So Ah Chiang, leader of the Ghee Hin was captured by Ngah Ibrahim at Teluk Kertang (Kuala Sepetang) and executed.

By around 1870, there were a combined total of about 40,000 Hakka and Cantonese mine workers in the Larut district and the mining areas between the two groups were near to each other. It is this proximity that might explain how the next battle began.

== Third war (1872) ==
In February 1872 Cheng Sheng miners had a dispute with Sin Neng miners over the boundaries of some mining lands. Lee Ah Kun (Lee Ko Yin) represented the Sin Neng and attempted to negotiate but was murdered on 16 February on the pretext of an adulterous affair.

It has been believed that The Third Larut War erupted in 1872 over a scandal involving the Lee Ah Kun (李亞勤 / 李亚勤), the attorney at Larut (for the Ghee Hin leader Ho Ghi Sui) and the wife of a nephew of the Hai San leader, Chung Keng Quee. It is said that upon discovery, the allegedly adulterous couple was caught, tortured, put into a pig basket (猪笼 (豬籠)) and thrown into a disused mining pond where they drowned.

Supposedly to avenge the death of their leader, the Ghee Hin had 4,000 professional fighting men (brought in from China via Penang) attack the Hai San. For the first time, the Hai San were driven out of Larut. About 10,000 Hai San men sought sanctuary in Penang. Months later, the Hai San, supported by Ngah Ibrahim, recovered their Matang and Larut mines.

● Information supplied:
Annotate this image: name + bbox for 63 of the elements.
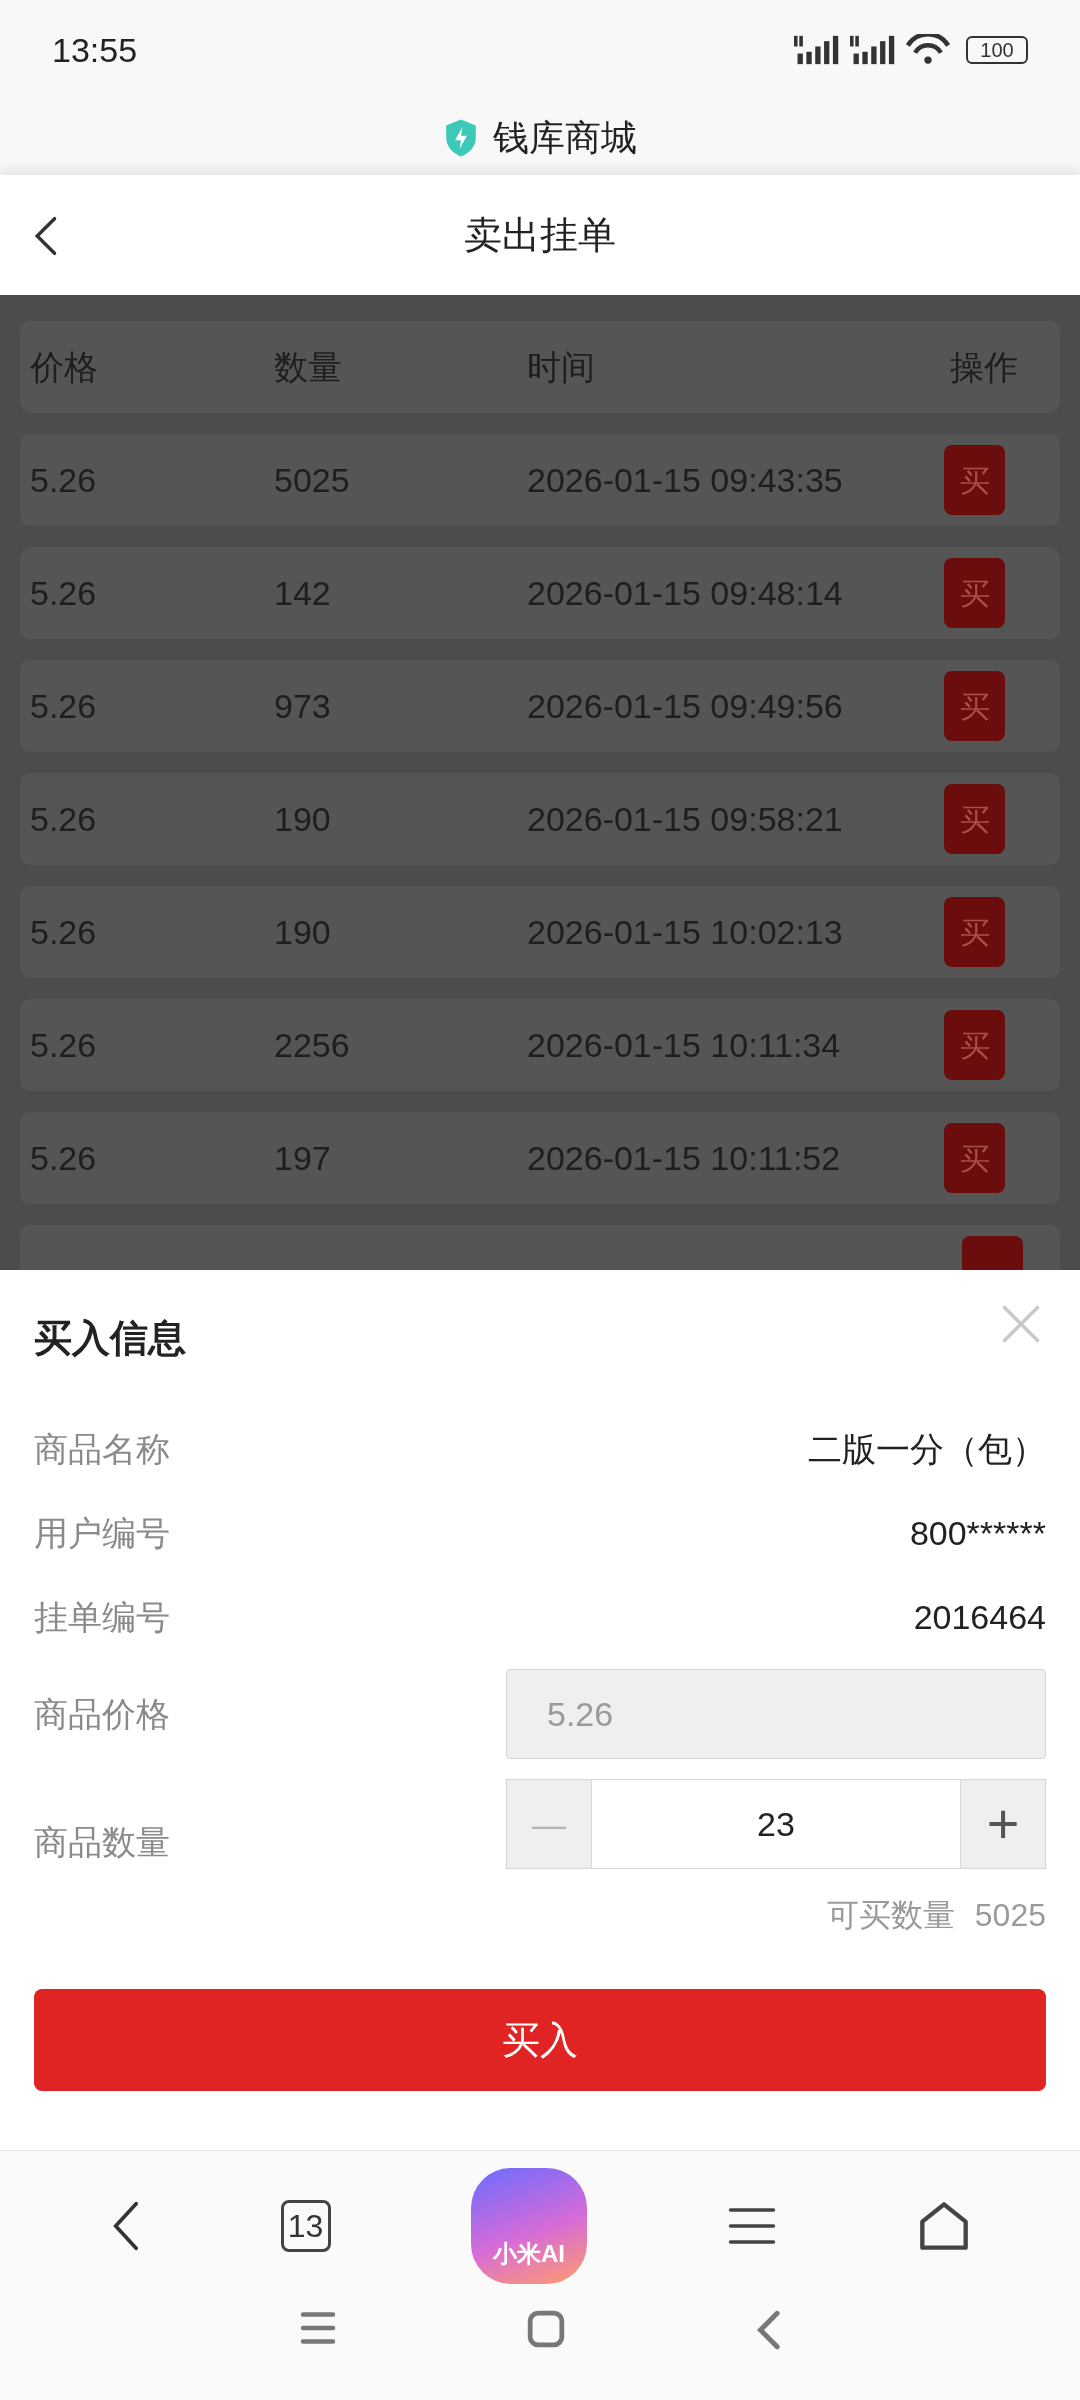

● Requests:
[1] In the text on the Larut Wars, do the statements (a), (b) and (c) agree with what is written? For each, answer yes or no and quote the words that settle it. (a) By around 1870, the Larut district had about 40,000 Hakka and Cantonese mine workers. (b) The Ghee Hin's 4,000 fighting men were brought in from Singapore. (c) About 10,000 Hai San men sought sanctuary in Penang.
[2] According to the text on the Larut Wars, where was Ah Chiang, leader of the Ghee Hin, captured?
The data plays no part in this exercise.

● Answers for the tasks:
[1]
(a) Yes: "By around 1870, there were a combined total of about 40,000 Hakka and Cantonese mine workers in the Larut district"
(b) No: "brought in from China via Penang"
(c) Yes: "About 10,000 Hai San men sought sanctuary in Penang."

[2] At Teluk Kertang (Kuala Sepetang).